_TASK PROMPT_: All of the entries must be reproduced exactly, with no images carried over.
---------------
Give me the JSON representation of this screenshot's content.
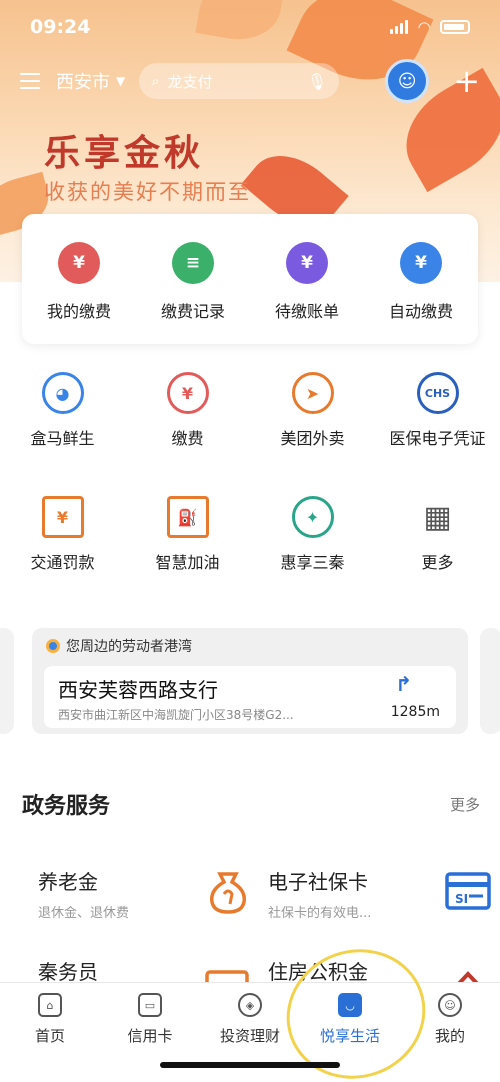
{
  "status": {
    "time": "09:24"
  },
  "topbar": {
    "city": "西安市",
    "search_placeholder": "龙支付"
  },
  "banner": {
    "title": "乐享金秋",
    "subtitle": "收获的美好不期而至"
  },
  "pay_items": [
    {
      "label": "我的缴费",
      "icon": "wallet-icon",
      "color": "#e25b5b"
    },
    {
      "label": "缴费记录",
      "icon": "record-icon",
      "color": "#3bb06a"
    },
    {
      "label": "待缴账单",
      "icon": "bill-icon",
      "color": "#7a5be0"
    },
    {
      "label": "自动缴费",
      "icon": "monitor-icon",
      "color": "#3a84e8"
    }
  ],
  "services": [
    {
      "label": "盒马鲜生",
      "icon": "hema-icon",
      "color": "#3a84e8",
      "glyph": "◕"
    },
    {
      "label": "缴费",
      "icon": "yuan-icon",
      "color": "#e25b5b",
      "glyph": "¥"
    },
    {
      "label": "美团外卖",
      "icon": "kangaroo-icon",
      "color": "#e87a2e",
      "glyph": "➤"
    },
    {
      "label": "医保电子凭证",
      "icon": "chs-icon",
      "color": "#2a5fbd",
      "glyph": "CHS"
    },
    {
      "label": "交通罚款",
      "icon": "traffic-fine-icon",
      "color": "#e87a2e",
      "glyph": "¥"
    },
    {
      "label": "智慧加油",
      "icon": "fuel-icon",
      "color": "#e87a2e",
      "glyph": "⛽"
    },
    {
      "label": "惠享三秦",
      "icon": "star-badge-icon",
      "color": "#2aa58a",
      "glyph": "✦"
    },
    {
      "label": "更多",
      "icon": "grid-more-icon",
      "color": "#555555",
      "glyph": "▦"
    }
  ],
  "nearby": {
    "header": "您周边的劳动者港湾",
    "branch": "西安芙蓉西路支行",
    "address": "西安市曲江新区中海凯旋门小区38号楼G2...",
    "distance": "1285m"
  },
  "gov": {
    "title": "政务服务",
    "more": "更多",
    "items": [
      {
        "name": "养老金",
        "desc": "退休金、退休费",
        "icon": "money-bag-icon"
      },
      {
        "name": "电子社保卡",
        "desc": "社保卡的有效电...",
        "icon": "si-card-icon"
      },
      {
        "name": "秦务员",
        "desc": "",
        "icon": "document-icon"
      },
      {
        "name": "住房公积金",
        "desc": "",
        "icon": "house-icon"
      }
    ]
  },
  "tabs": [
    {
      "label": "首页",
      "icon": "home-icon"
    },
    {
      "label": "信用卡",
      "icon": "card-icon"
    },
    {
      "label": "投资理财",
      "icon": "diamond-icon"
    },
    {
      "label": "悦享生活",
      "icon": "bag-icon",
      "active": true
    },
    {
      "label": "我的",
      "icon": "profile-icon"
    }
  ]
}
---------------
_TASK SOLUTION_:
Give me the JSON representation of this screenshot's content.
{
  "status": {
    "time": "09:24"
  },
  "topbar": {
    "city": "西安市",
    "search_placeholder": "龙支付"
  },
  "banner": {
    "title": "乐享金秋",
    "subtitle": "收获的美好不期而至"
  },
  "pay_items": [
    {
      "label": "我的缴费",
      "icon": "wallet-icon",
      "color": "#e25b5b"
    },
    {
      "label": "缴费记录",
      "icon": "record-icon",
      "color": "#3bb06a"
    },
    {
      "label": "待缴账单",
      "icon": "bill-icon",
      "color": "#7a5be0"
    },
    {
      "label": "自动缴费",
      "icon": "monitor-icon",
      "color": "#3a84e8"
    }
  ],
  "services": [
    {
      "label": "盒马鲜生",
      "icon": "hema-icon",
      "color": "#3a84e8",
      "glyph": "◕"
    },
    {
      "label": "缴费",
      "icon": "yuan-icon",
      "color": "#e25b5b",
      "glyph": "¥"
    },
    {
      "label": "美团外卖",
      "icon": "kangaroo-icon",
      "color": "#e87a2e",
      "glyph": "➤"
    },
    {
      "label": "医保电子凭证",
      "icon": "chs-icon",
      "color": "#2a5fbd",
      "glyph": "CHS"
    },
    {
      "label": "交通罚款",
      "icon": "traffic-fine-icon",
      "color": "#e87a2e",
      "glyph": "¥"
    },
    {
      "label": "智慧加油",
      "icon": "fuel-icon",
      "color": "#e87a2e",
      "glyph": "⛽"
    },
    {
      "label": "惠享三秦",
      "icon": "star-badge-icon",
      "color": "#2aa58a",
      "glyph": "✦"
    },
    {
      "label": "更多",
      "icon": "grid-more-icon",
      "color": "#555555",
      "glyph": "▦"
    }
  ],
  "nearby": {
    "header": "您周边的劳动者港湾",
    "branch": "西安芙蓉西路支行",
    "address": "西安市曲江新区中海凯旋门小区38号楼G2...",
    "distance": "1285m"
  },
  "gov": {
    "title": "政务服务",
    "more": "更多",
    "items": [
      {
        "name": "养老金",
        "desc": "退休金、退休费",
        "icon": "money-bag-icon"
      },
      {
        "name": "电子社保卡",
        "desc": "社保卡的有效电...",
        "icon": "si-card-icon"
      },
      {
        "name": "秦务员",
        "desc": "",
        "icon": "document-icon"
      },
      {
        "name": "住房公积金",
        "desc": "",
        "icon": "house-icon"
      }
    ]
  },
  "tabs": [
    {
      "label": "首页",
      "icon": "home-icon"
    },
    {
      "label": "信用卡",
      "icon": "card-icon"
    },
    {
      "label": "投资理财",
      "icon": "diamond-icon"
    },
    {
      "label": "悦享生活",
      "icon": "bag-icon",
      "active": true
    },
    {
      "label": "我的",
      "icon": "profile-icon"
    }
  ]
}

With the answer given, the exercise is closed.